## [Recorded data]
• • • • • • •

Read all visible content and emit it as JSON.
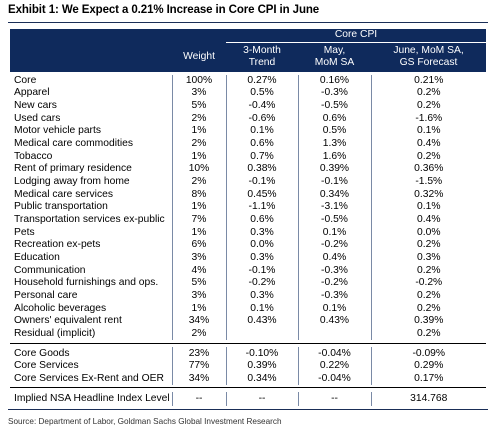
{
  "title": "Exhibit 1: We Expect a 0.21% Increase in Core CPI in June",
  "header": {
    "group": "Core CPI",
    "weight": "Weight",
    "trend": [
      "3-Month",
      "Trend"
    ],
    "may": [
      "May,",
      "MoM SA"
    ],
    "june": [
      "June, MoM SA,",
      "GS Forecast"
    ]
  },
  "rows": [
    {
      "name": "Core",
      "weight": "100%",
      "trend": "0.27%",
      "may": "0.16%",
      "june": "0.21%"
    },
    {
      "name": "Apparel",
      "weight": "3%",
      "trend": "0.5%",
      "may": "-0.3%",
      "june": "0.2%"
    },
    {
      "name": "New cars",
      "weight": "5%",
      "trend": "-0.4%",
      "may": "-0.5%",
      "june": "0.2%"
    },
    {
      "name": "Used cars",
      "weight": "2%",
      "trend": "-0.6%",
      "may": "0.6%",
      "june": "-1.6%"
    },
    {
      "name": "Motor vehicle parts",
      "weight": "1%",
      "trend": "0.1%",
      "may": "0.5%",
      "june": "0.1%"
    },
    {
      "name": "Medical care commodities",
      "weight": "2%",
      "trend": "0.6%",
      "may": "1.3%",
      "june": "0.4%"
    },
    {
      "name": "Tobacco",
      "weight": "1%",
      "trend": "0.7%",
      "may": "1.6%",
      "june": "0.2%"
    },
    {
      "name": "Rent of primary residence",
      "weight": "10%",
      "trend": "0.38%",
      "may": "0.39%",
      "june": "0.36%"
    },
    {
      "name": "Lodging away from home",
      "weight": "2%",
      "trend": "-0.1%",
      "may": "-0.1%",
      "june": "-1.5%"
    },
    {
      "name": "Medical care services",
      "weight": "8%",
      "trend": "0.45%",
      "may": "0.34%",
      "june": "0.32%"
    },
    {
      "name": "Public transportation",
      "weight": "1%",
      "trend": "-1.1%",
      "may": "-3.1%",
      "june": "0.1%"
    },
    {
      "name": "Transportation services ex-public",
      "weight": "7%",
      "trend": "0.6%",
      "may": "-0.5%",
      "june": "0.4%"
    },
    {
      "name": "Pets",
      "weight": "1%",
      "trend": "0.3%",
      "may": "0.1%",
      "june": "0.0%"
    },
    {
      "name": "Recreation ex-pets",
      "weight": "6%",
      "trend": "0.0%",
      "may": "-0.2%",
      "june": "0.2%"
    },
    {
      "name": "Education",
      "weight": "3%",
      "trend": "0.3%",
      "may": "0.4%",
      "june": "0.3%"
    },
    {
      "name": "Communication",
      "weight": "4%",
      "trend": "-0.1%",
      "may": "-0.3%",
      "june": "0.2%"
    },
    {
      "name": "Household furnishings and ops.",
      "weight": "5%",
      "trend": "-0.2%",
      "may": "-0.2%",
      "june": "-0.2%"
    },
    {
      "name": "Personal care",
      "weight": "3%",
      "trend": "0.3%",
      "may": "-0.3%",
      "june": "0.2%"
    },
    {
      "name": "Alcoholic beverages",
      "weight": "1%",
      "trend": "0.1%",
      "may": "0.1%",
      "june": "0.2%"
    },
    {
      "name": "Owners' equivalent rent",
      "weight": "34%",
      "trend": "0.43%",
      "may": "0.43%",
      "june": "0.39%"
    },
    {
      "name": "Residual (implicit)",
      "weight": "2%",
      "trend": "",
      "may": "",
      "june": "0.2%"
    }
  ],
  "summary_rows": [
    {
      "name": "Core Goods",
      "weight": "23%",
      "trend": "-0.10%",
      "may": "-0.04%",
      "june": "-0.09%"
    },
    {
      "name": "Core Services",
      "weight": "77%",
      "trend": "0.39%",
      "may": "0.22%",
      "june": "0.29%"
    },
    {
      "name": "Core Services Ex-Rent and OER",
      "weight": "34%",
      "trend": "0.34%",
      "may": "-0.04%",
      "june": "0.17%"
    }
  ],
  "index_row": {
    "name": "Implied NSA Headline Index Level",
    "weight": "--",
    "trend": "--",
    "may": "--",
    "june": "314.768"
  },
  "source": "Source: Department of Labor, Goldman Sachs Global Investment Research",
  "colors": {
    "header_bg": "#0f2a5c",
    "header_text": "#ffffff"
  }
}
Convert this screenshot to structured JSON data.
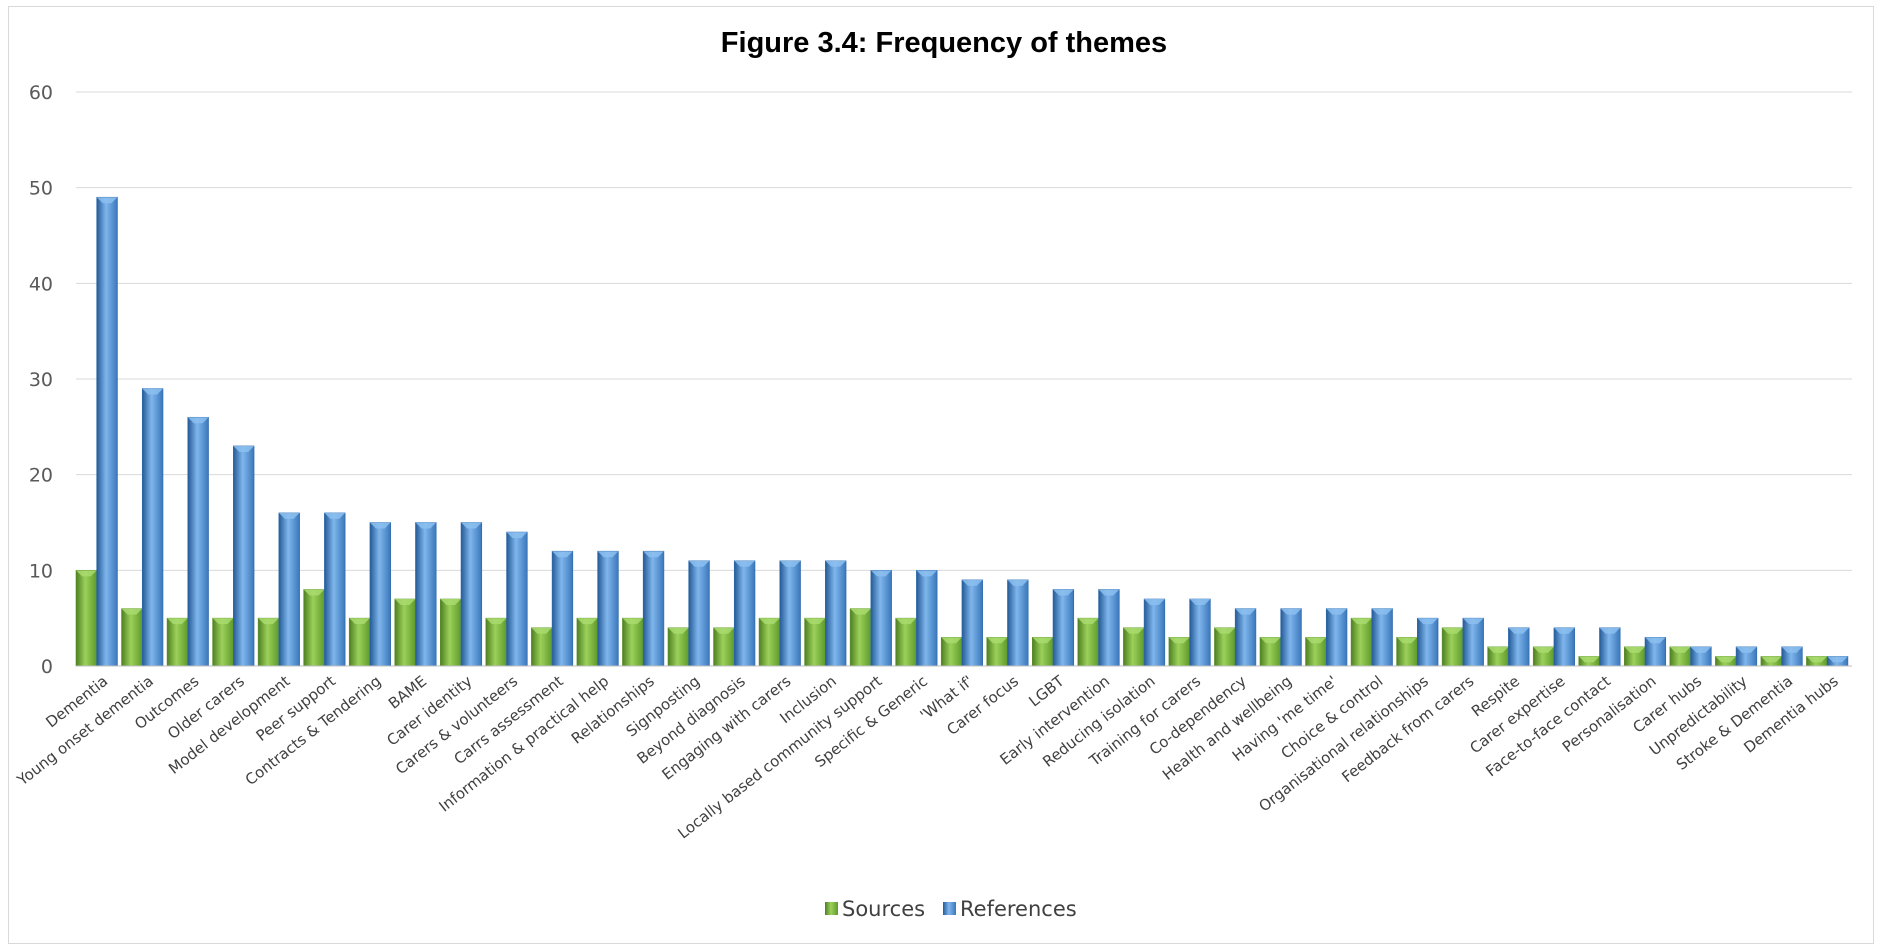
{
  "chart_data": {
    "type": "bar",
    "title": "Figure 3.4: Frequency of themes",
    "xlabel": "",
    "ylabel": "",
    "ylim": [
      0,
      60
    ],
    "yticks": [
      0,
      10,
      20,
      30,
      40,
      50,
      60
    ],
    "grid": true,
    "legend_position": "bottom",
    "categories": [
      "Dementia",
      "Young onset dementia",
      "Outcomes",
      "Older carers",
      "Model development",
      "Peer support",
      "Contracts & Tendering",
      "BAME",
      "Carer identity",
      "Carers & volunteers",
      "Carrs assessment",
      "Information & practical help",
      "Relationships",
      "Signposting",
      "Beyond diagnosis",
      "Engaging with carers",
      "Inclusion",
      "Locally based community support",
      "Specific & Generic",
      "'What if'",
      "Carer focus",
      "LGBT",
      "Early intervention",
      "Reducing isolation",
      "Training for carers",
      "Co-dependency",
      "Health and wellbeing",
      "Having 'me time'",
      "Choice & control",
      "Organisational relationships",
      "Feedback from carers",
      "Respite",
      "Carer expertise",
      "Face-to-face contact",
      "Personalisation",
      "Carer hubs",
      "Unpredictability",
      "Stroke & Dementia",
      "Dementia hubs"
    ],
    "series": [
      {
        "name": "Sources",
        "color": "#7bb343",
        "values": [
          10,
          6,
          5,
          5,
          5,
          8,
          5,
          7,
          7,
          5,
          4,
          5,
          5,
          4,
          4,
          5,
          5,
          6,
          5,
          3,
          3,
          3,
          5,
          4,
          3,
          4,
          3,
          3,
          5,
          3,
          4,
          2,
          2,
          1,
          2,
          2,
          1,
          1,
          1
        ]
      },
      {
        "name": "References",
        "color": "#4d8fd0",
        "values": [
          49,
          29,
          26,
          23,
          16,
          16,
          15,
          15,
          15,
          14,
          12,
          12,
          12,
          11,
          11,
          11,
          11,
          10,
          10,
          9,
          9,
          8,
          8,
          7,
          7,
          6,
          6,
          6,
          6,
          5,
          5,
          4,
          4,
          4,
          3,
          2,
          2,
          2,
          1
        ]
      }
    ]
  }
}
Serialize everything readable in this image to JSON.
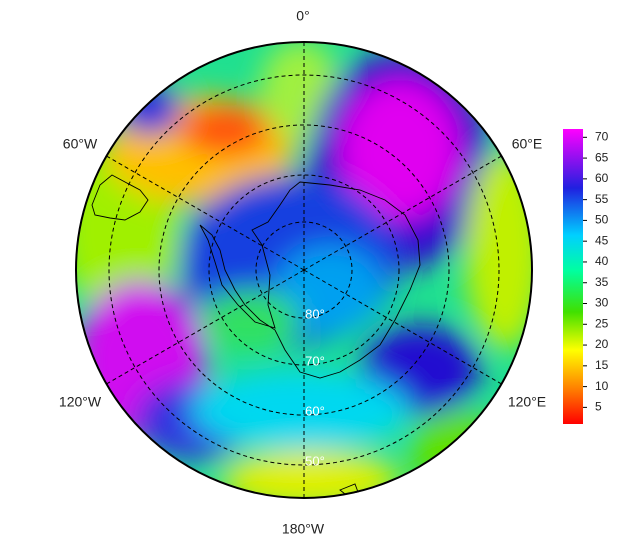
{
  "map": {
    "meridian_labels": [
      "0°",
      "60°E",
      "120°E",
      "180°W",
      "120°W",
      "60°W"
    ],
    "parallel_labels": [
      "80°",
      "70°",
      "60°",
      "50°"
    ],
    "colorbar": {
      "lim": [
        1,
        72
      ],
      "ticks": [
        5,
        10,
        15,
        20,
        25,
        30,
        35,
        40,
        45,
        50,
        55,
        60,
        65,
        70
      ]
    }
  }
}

• • • • • • •

## [Problem to work on]
Which lines above hold the word "Medical"? Copy each of them.

## [Expected answer]
      "name": "Medical care commodities",
      "name": "Medical care services",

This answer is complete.